**DATA PROVIDED**
• • • •

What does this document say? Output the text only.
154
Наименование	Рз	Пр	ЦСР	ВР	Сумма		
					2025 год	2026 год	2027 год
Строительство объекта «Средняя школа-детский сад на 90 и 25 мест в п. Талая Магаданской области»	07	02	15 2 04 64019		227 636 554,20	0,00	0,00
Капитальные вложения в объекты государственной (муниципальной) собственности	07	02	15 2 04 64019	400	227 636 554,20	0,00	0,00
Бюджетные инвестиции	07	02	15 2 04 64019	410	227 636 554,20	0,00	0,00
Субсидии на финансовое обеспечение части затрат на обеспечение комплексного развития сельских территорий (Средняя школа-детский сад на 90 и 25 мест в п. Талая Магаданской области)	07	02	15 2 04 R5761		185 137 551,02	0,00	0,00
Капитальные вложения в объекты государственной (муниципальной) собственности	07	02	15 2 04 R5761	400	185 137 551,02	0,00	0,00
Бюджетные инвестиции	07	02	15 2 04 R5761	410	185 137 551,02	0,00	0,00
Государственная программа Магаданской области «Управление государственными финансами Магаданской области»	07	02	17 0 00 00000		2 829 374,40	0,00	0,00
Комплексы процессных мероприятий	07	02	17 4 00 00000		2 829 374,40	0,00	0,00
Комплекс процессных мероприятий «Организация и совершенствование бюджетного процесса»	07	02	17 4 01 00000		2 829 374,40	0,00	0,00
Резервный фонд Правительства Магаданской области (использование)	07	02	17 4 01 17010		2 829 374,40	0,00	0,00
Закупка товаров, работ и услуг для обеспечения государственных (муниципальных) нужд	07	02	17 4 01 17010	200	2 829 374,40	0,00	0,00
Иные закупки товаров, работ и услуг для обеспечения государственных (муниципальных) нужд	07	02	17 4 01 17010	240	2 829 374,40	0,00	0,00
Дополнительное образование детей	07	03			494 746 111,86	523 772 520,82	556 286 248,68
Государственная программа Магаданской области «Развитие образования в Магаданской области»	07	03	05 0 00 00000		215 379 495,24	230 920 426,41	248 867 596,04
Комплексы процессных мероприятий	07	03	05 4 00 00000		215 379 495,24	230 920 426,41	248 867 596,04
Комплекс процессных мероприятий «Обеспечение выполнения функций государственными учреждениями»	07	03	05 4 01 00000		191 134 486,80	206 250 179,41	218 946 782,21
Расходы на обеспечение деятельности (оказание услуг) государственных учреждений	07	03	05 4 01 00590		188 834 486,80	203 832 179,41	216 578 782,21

• • • •

**YOUR GOAL**
Tell how many lines include "мероприятий". The number is the whole answer.

**TASK SOLUTION**
4